INFORMATION PROVIDED>
--
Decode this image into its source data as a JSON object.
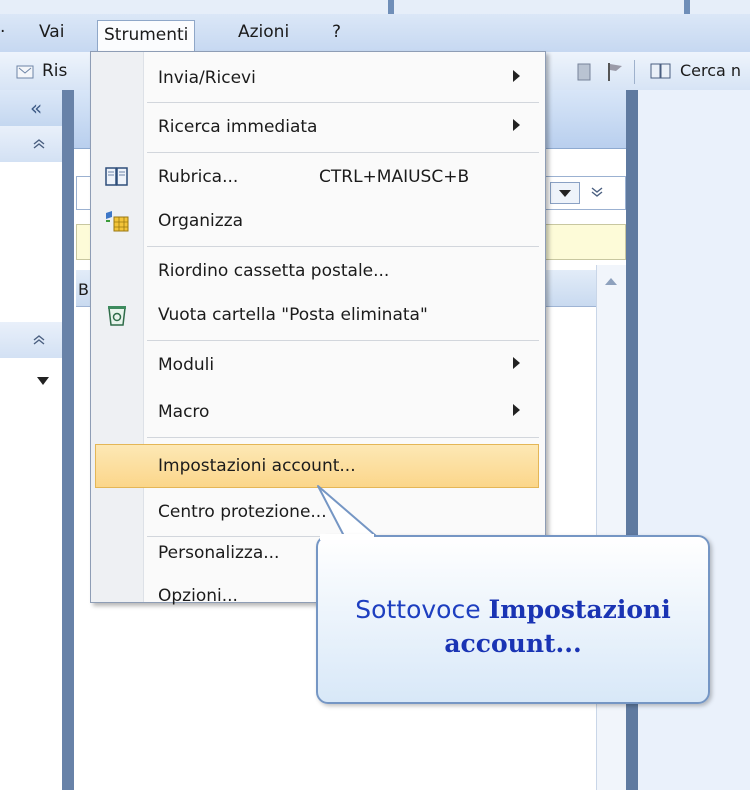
{
  "menubar": {
    "items": [
      {
        "label": "Vai"
      },
      {
        "label": "Strumenti"
      },
      {
        "label": "Azioni"
      },
      {
        "label": "?"
      }
    ]
  },
  "toolbar": {
    "partial_button_label": "Ris",
    "search_label": "Cerca n"
  },
  "navpane": {
    "collapse_symbol": "«",
    "section_toggle_symbol": "⌃"
  },
  "list_pane": {
    "header_letter": "B"
  },
  "dropdown": {
    "items": [
      {
        "label": "Invia/Ricevi",
        "submenu": true
      },
      {
        "label": "Ricerca immediata",
        "submenu": true
      },
      {
        "label": "Rubrica...",
        "shortcut": "CTRL+MAIUSC+B",
        "icon": "address-book-icon"
      },
      {
        "label": "Organizza",
        "icon": "organize-icon"
      },
      {
        "label": "Riordino cassetta postale..."
      },
      {
        "label": "Vuota cartella \"Posta eliminata\"",
        "icon": "empty-trash-icon"
      },
      {
        "label": "Moduli",
        "submenu": true
      },
      {
        "label": "Macro",
        "submenu": true
      },
      {
        "label": "Impostazioni account...",
        "highlighted": true
      },
      {
        "label": "Centro protezione..."
      },
      {
        "label": "Personalizza..."
      },
      {
        "label": "Opzioni..."
      }
    ]
  },
  "callout": {
    "prefix": "Sottovoce ",
    "bold_line1": "Impostazioni",
    "bold_line2": "account..."
  },
  "colors": {
    "highlight": "#fbd68a",
    "callout_text": "#1e3fc0",
    "chrome_blue": "#c6d8f1"
  }
}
--
WHAT YOU ARE ASKED TO DO> Send back the data above word for word, with the pictures left out.

TASK ANSWER>
Decode this image into its source data as a JSON object.
{
  "menubar": {
    "items": [
      {
        "label": "Vai"
      },
      {
        "label": "Strumenti"
      },
      {
        "label": "Azioni"
      },
      {
        "label": "?"
      }
    ]
  },
  "toolbar": {
    "partial_button_label": "Ris",
    "search_label": "Cerca n"
  },
  "navpane": {
    "collapse_symbol": "«",
    "section_toggle_symbol": "⌃"
  },
  "list_pane": {
    "header_letter": "B"
  },
  "dropdown": {
    "items": [
      {
        "label": "Invia/Ricevi",
        "submenu": true
      },
      {
        "label": "Ricerca immediata",
        "submenu": true
      },
      {
        "label": "Rubrica...",
        "shortcut": "CTRL+MAIUSC+B",
        "icon": "address-book-icon"
      },
      {
        "label": "Organizza",
        "icon": "organize-icon"
      },
      {
        "label": "Riordino cassetta postale..."
      },
      {
        "label": "Vuota cartella \"Posta eliminata\"",
        "icon": "empty-trash-icon"
      },
      {
        "label": "Moduli",
        "submenu": true
      },
      {
        "label": "Macro",
        "submenu": true
      },
      {
        "label": "Impostazioni account...",
        "highlighted": true
      },
      {
        "label": "Centro protezione..."
      },
      {
        "label": "Personalizza..."
      },
      {
        "label": "Opzioni..."
      }
    ]
  },
  "callout": {
    "prefix": "Sottovoce ",
    "bold_line1": "Impostazioni",
    "bold_line2": "account..."
  },
  "colors": {
    "highlight": "#fbd68a",
    "callout_text": "#1e3fc0",
    "chrome_blue": "#c6d8f1"
  }
}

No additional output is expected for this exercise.